■ **Required task**:
Copy the records that follow exactly as written, but not their pictures.

Dataset items
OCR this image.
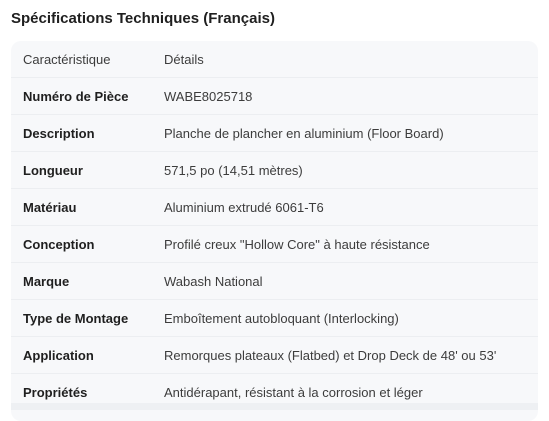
Spécifications Techniques (Français)
Caractéristique	Détails
Numéro de Pièce	WABE8025718
Description	Planche de plancher en aluminium (Floor Board)
Longueur	571,5 po (14,51 mètres)
Matériau	Aluminium extrudé 6061-T6
Conception	Profilé creux "Hollow Core" à haute résistance
Marque	Wabash National
Type de Montage	Emboîtement autobloquant (Interlocking)
Application	Remorques plateaux (Flatbed) et Drop Deck de 48' ou 53'
Propriétés	Antidérapant, résistant à la corrosion et léger
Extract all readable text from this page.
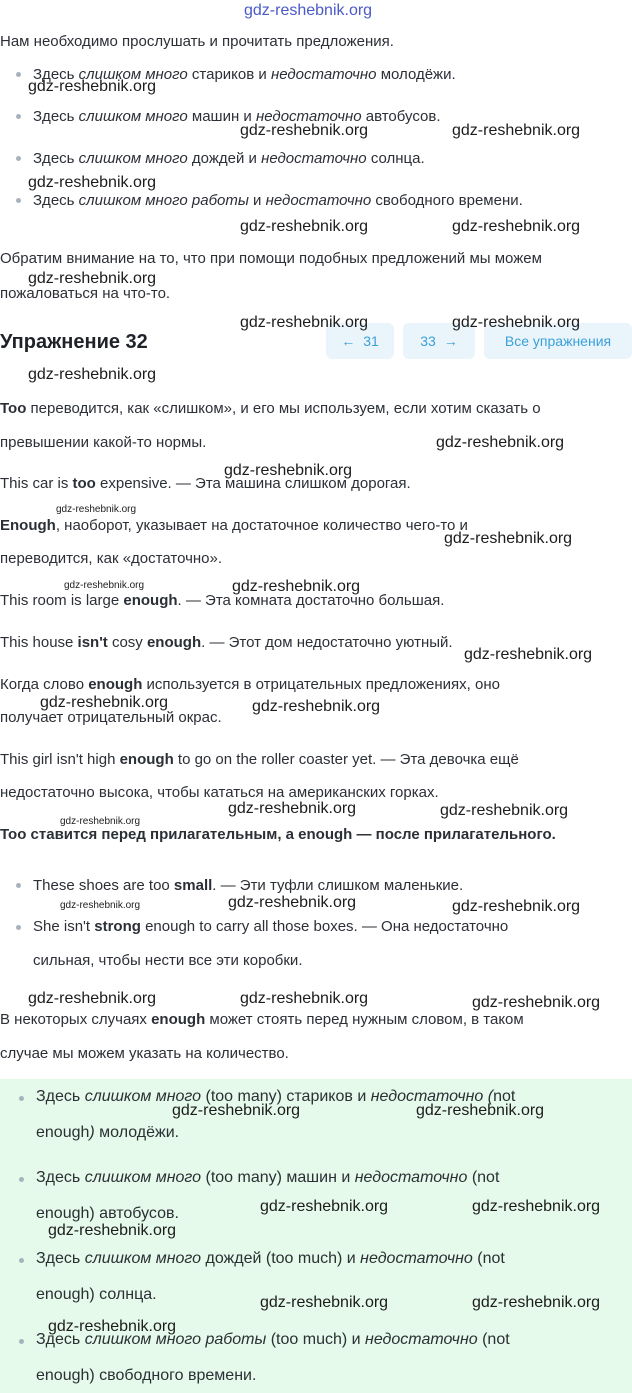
gdz-reshebnik.org
Нам необходимо прослушать и прочитать предложения.
Здесь слишком много стариков и недостаточно молодёжи.
Здесь слишком много машин и недостаточно автобусов.
Здесь слишком много дождей и недостаточно солнца.
Здесь слишком много работы и недостаточно свободного времени.
Обратим внимание на то, что при помощи подобных предложений мы можем
пожаловаться на что-то.
Упражнение 32	← 31	33 →	Все упражнения
Too переводится, как «слишком», и его мы используем, если хотим сказать о
превышении какой-то нормы.
This car is too expensive. — Эта машина слишком дорогая.
Enough, наоборот, указывает на достаточное количество чего-то и
переводится, как «достаточно».
This room is large enough. — Эта комната достаточно большая.
This house isn't cosy enough. — Этот дом недостаточно уютный.
Когда слово enough используется в отрицательных предложениях, оно
получает отрицательный окрас.
This girl isn't high enough to go on the roller coaster yet. — Эта девочка ещё
недостаточно высока, чтобы кататься на американских горках.
Too ставится перед прилагательным, а enough — после прилагательного.
These shoes are too small. — Эти туфли слишком маленькие.
She isn't strong enough to carry all those boxes. — Она недостаточно
сильная, чтобы нести все эти коробки.
В некоторых случаях enough может стоять перед нужным словом, в таком
случае мы можем указать на количество.
Здесь слишком много (too many) стариков и недостаточно (not
enough) молодёжи.
Здесь слишком много (too many) машин и недостаточно (not
enough) автобусов.
Здесь слишком много дождей (too much) и недостаточно (not
enough) солнца.
Здесь слишком много работы (too much) и недостаточно (not
enough) свободного времени.
gdz-reshebnik.org
gdz-reshebnik.org	gdz-reshebnik.org
gdz-reshebnik.org
gdz-reshebnik.org	gdz-reshebnik.org
gdz-reshebnik.org
gdz-reshebnik.org	gdz-reshebnik.org
gdz-reshebnik.org
gdz-reshebnik.org
gdz-reshebnik.org
gdz-reshebnik.org
gdz-reshebnik.org
gdz-reshebnik.org	gdz-reshebnik.org
gdz-reshebnik.org
gdz-reshebnik.org	gdz-reshebnik.org
gdz-reshebnik.org	gdz-reshebnik.org
gdz-reshebnik.org
gdz-reshebnik.org	gdz-reshebnik.org	gdz-reshebnik.org
gdz-reshebnik.org	gdz-reshebnik.org	gdz-reshebnik.org
gdz-reshebnik.org	gdz-reshebnik.org
gdz-reshebnik.org	gdz-reshebnik.org
gdz-reshebnik.org
gdz-reshebnik.org	gdz-reshebnik.org
gdz-reshebnik.org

■ **Full answer**:
OCR this image.
Spécifications Techniques (Français)
Caractéristique	Détails
Numéro de Pièce	WABE8025718
Description	Planche de plancher en aluminium (Floor Board)
Longueur	571,5 po (14,51 mètres)
Matériau	Aluminium extrudé 6061-T6
Conception	Profilé creux "Hollow Core" à haute résistance
Marque	Wabash National
Type de Montage	Emboîtement autobloquant (Interlocking)
Application	Remorques plateaux (Flatbed) et Drop Deck de 48' ou 53'
Propriétés	Antidérapant, résistant à la corrosion et léger
Extract all readable text from this page.
gdz-reshebnik.org
Нам необходимо прослушать и прочитать предложения.
Здесь слишком много стариков и недостаточно молодёжи.
Здесь слишком много машин и недостаточно автобусов.
Здесь слишком много дождей и недостаточно солнца.
Здесь слишком много работы и недостаточно свободного времени.
Обратим внимание на то, что при помощи подобных предложений мы можем
пожаловаться на что-то.
Упражнение 32	← 31	33 →	Все упражнения
Too переводится, как «слишком», и его мы используем, если хотим сказать о
превышении какой-то нормы.
This car is too expensive. — Эта машина слишком дорогая.
Enough, наоборот, указывает на достаточное количество чего-то и
переводится, как «достаточно».
This room is large enough. — Эта комната достаточно большая.
This house isn't cosy enough. — Этот дом недостаточно уютный.
Когда слово enough используется в отрицательных предложениях, оно
получает отрицательный окрас.
This girl isn't high enough to go on the roller coaster yet. — Эта девочка ещё
недостаточно высока, чтобы кататься на американских горках.
Too ставится перед прилагательным, а enough — после прилагательного.
These shoes are too small. — Эти туфли слишком маленькие.
She isn't strong enough to carry all those boxes. — Она недостаточно
сильная, чтобы нести все эти коробки.
В некоторых случаях enough может стоять перед нужным словом, в таком
случае мы можем указать на количество.
Здесь слишком много (too many) стариков и недостаточно (not
enough) молодёжи.
Здесь слишком много (too many) машин и недостаточно (not
enough) автобусов.
Здесь слишком много дождей (too much) и недостаточно (not
enough) солнца.
Здесь слишком много работы (too much) и недостаточно (not
enough) свободного времени.
gdz-reshebnik.org
gdz-reshebnik.org	gdz-reshebnik.org
gdz-reshebnik.org
gdz-reshebnik.org	gdz-reshebnik.org
gdz-reshebnik.org
gdz-reshebnik.org	gdz-reshebnik.org
gdz-reshebnik.org
gdz-reshebnik.org
gdz-reshebnik.org
gdz-reshebnik.org
gdz-reshebnik.org
gdz-reshebnik.org	gdz-reshebnik.org
gdz-reshebnik.org
gdz-reshebnik.org	gdz-reshebnik.org
gdz-reshebnik.org	gdz-reshebnik.org
gdz-reshebnik.org
gdz-reshebnik.org	gdz-reshebnik.org	gdz-reshebnik.org
gdz-reshebnik.org	gdz-reshebnik.org	gdz-reshebnik.org
gdz-reshebnik.org	gdz-reshebnik.org
gdz-reshebnik.org	gdz-reshebnik.org
gdz-reshebnik.org
gdz-reshebnik.org	gdz-reshebnik.org
gdz-reshebnik.org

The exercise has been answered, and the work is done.